SUPPLIED DATA.
* * * * * * *
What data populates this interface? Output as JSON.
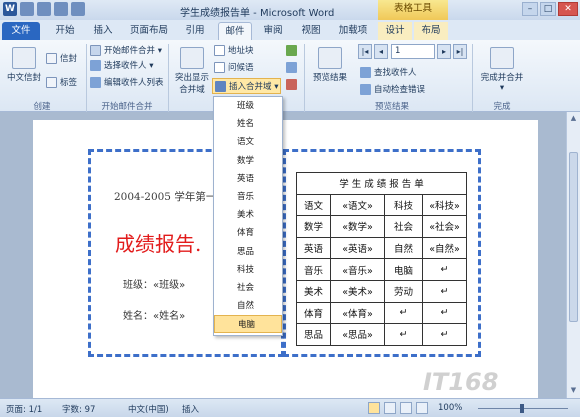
{
  "window": {
    "title": "学生成绩报告单 - Microsoft Word",
    "context_tab_group": "表格工具",
    "minimize": "–",
    "maximize": "□",
    "close": "✕"
  },
  "tabs": [
    "文件",
    "开始",
    "插入",
    "页面布局",
    "引用",
    "邮件",
    "审阅",
    "视图",
    "加载项",
    "设计",
    "布局"
  ],
  "ribbon": {
    "create_group": {
      "label": "创建",
      "envelope": "中文信封",
      "envelopes": "信封",
      "labels": "标签"
    },
    "start_group": {
      "label": "开始邮件合并",
      "start": "开始邮件合并 ▾",
      "select": "选择收件人 ▾",
      "edit": "编辑收件人列表"
    },
    "write_group": {
      "highlight": "突出显示",
      "highlight2": "合并域",
      "address": "地址块",
      "greeting": "问候语",
      "insert_field": "插入合并域 ▾"
    },
    "preview_group": {
      "label": "预览结果",
      "preview": "预览结果",
      "record": "1",
      "find": "查找收件人",
      "check": "自动检查错误"
    },
    "finish_group": {
      "label": "完成",
      "finish": "完成并合并",
      "finish2": "▾"
    }
  },
  "menu": {
    "items": [
      "班级",
      "姓名",
      "语文",
      "数学",
      "英语",
      "音乐",
      "美术",
      "体育",
      "思品",
      "科技",
      "社会",
      "自然",
      "电脑"
    ],
    "hovered": "电脑"
  },
  "document": {
    "year_line": "2004-2005 学年第一",
    "heading": "成绩报告.",
    "class_line": "班级：«班级»",
    "name_line": "姓名：«姓名»",
    "table_title": "学 生 成 绩 报 告 单",
    "table_rows": [
      [
        "语文",
        "«语文»",
        "科技",
        "«科技»"
      ],
      [
        "数学",
        "«数学»",
        "社会",
        "«社会»"
      ],
      [
        "英语",
        "«英语»",
        "自然",
        "«自然»"
      ],
      [
        "音乐",
        "«音乐»",
        "电脑",
        "↵"
      ],
      [
        "美术",
        "«美术»",
        "劳动",
        "↵"
      ],
      [
        "体育",
        "«体育»",
        "↵",
        "↵"
      ],
      [
        "思品",
        "«思品»",
        "↵",
        "↵"
      ]
    ]
  },
  "statusbar": {
    "page": "页面: 1/1",
    "words": "字数: 97",
    "language": "中文(中国)",
    "mode": "插入",
    "zoom": "100%"
  },
  "watermark": "IT168"
}
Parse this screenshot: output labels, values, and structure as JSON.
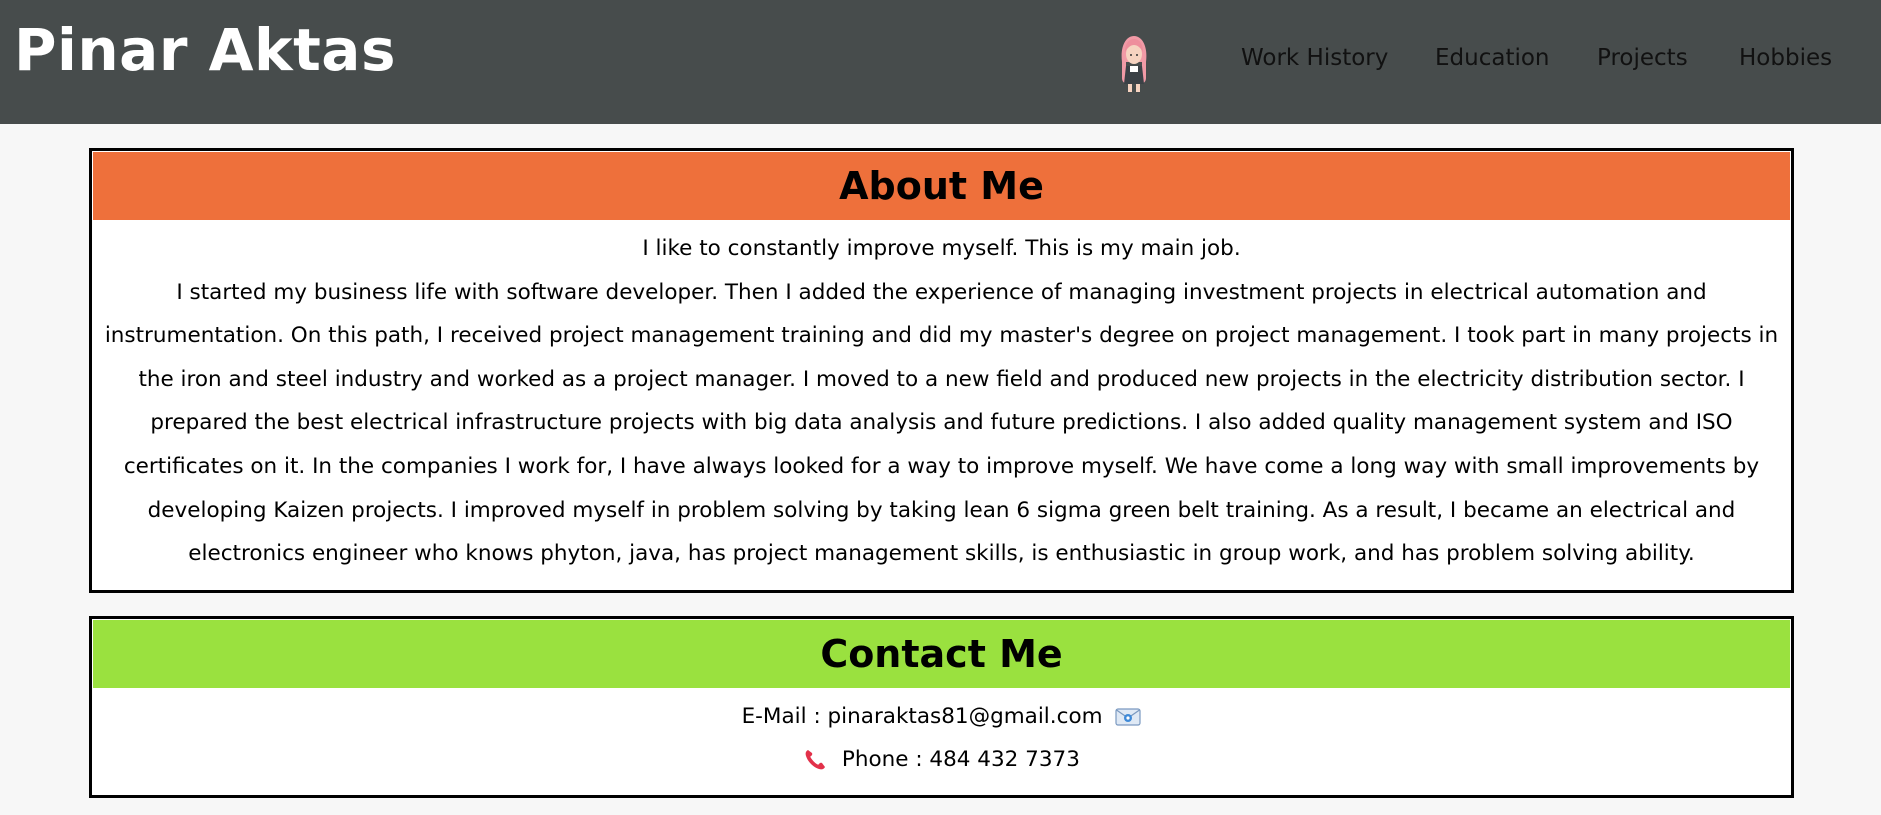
{
  "header": {
    "name": "Pinar Aktas",
    "avatar_icon": "girl-avatar-icon",
    "nav": [
      {
        "label": "Work History"
      },
      {
        "label": "Education"
      },
      {
        "label": "Projects"
      },
      {
        "label": "Hobbies"
      }
    ],
    "colors": {
      "bar": "#474c4c",
      "name": "#ffffff"
    }
  },
  "about": {
    "title": "About Me",
    "color": "#ee703b",
    "intro": "I like to constantly improve myself. This is my main job.",
    "text": "I started my business life with software developer. Then I added the experience of managing investment projects in electrical automation and instrumentation. On this path, I received project management training and did my master's degree on project management. I took part in many projects in the iron and steel industry and worked as a project manager. I moved to a new field and produced new projects in the electricity distribution sector. I prepared the best electrical infrastructure projects with big data analysis and future predictions. I also added quality management system and ISO certificates on it. In the companies I work for, I have always looked for a way to improve myself. We have come a long way with small improvements by developing Kaizen projects. I improved myself in problem solving by taking lean 6 sigma green belt training. As a result, I became an electrical and electronics engineer who knows phyton, java, has project management skills, is enthusiastic in group work, and has problem solving ability."
  },
  "contact": {
    "title": "Contact Me",
    "color": "#9ae13f",
    "email_text": "E-Mail : pinaraktas81@gmail.com",
    "email_icon": "envelope-icon",
    "phone_text": "Phone : 484 432 7373",
    "phone_icon": "telephone-receiver-icon"
  }
}
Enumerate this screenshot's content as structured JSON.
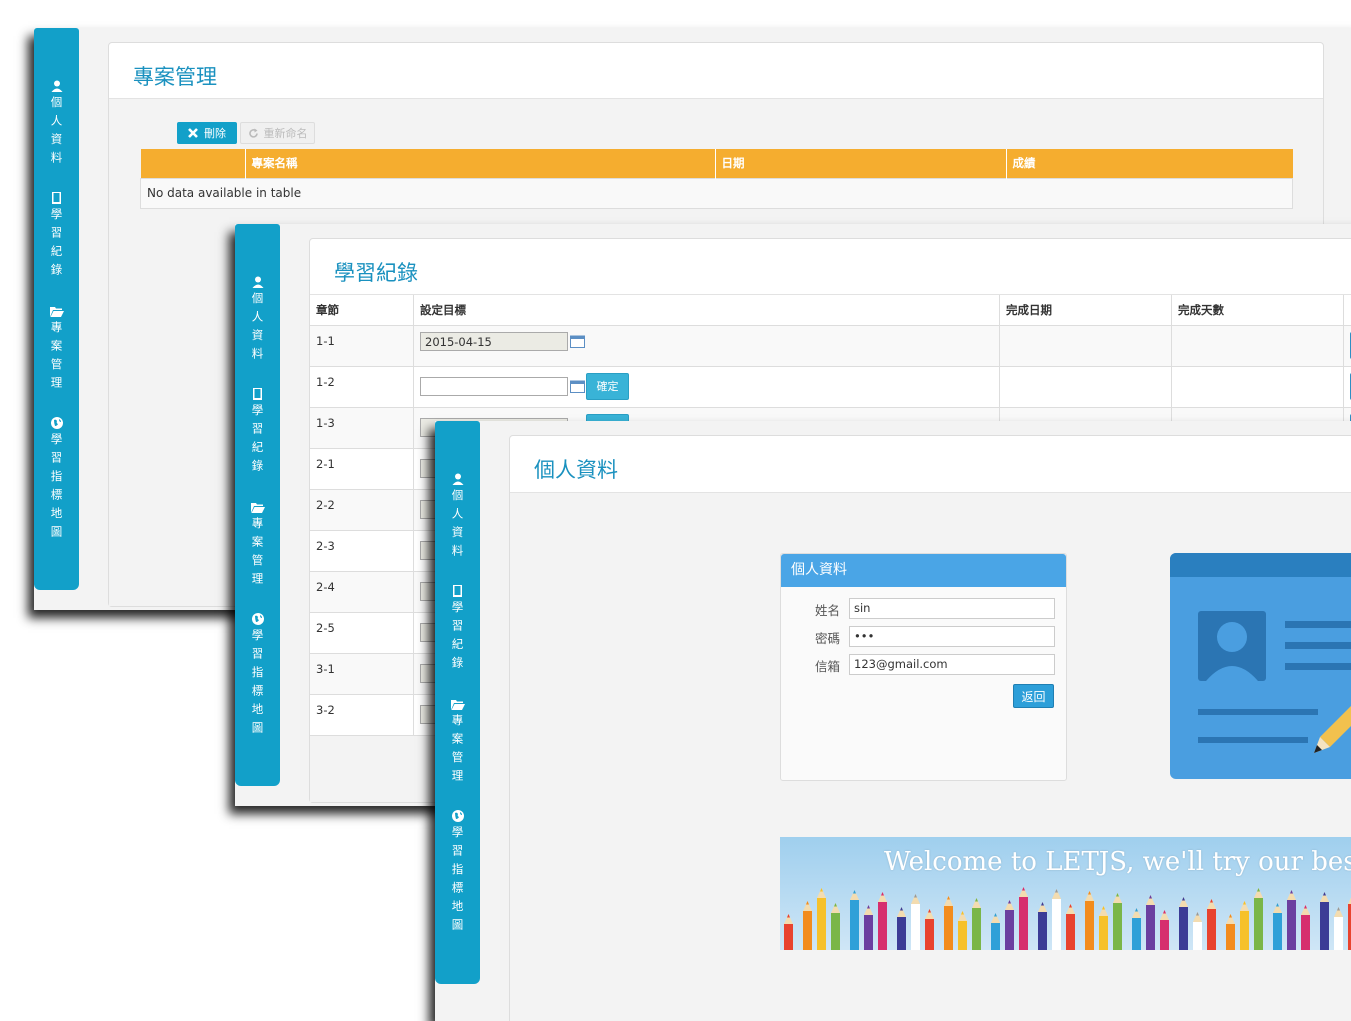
{
  "sidebar": {
    "items": [
      {
        "icon": "user-icon",
        "label": "個人資料"
      },
      {
        "icon": "book-icon",
        "label": "學習紀錄"
      },
      {
        "icon": "folder-open-icon",
        "label": "專案管理"
      },
      {
        "icon": "globe-icon",
        "label": "學習指標地圖"
      }
    ]
  },
  "project_window": {
    "title": "專案管理",
    "delete_label": "刪除",
    "rename_label": "重新命名",
    "columns": [
      "",
      "專案名稱",
      "日期",
      "成績"
    ],
    "empty_text": "No data available in table",
    "header_color": "#f5ad2f"
  },
  "learning_window": {
    "title": "學習紀錄",
    "columns": [
      "章節",
      "設定目標",
      "完成日期",
      "完成天數"
    ],
    "rows": [
      {
        "chapter": "1-1",
        "target_date": "2015-04-15"
      },
      {
        "chapter": "1-2",
        "target_date": "",
        "confirm_label": "確定"
      },
      {
        "chapter": "1-3"
      },
      {
        "chapter": "2-1"
      },
      {
        "chapter": "2-2"
      },
      {
        "chapter": "2-3"
      },
      {
        "chapter": "2-4"
      },
      {
        "chapter": "2-5"
      },
      {
        "chapter": "3-1"
      },
      {
        "chapter": "3-2"
      }
    ]
  },
  "profile_window": {
    "title": "個人資料",
    "card_title": "個人資料",
    "fields": [
      {
        "label": "姓名",
        "value": "sin"
      },
      {
        "label": "密碼",
        "value": "•••"
      },
      {
        "label": "信箱",
        "value": "123@gmail.com"
      }
    ],
    "back_label": "返回",
    "banner_text": "Welcome to LETJS, we'll try our best.",
    "accent_color": "#12a0c9"
  }
}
* * * * * * *
YOUR OBJECTIVE. Gather each line in the data that holds the string "screenshot".

TASK ANSWER.
Parse this screenshot: output labels, values, and structure as JSON.
Enumerate this screenshot's content as structured JSON.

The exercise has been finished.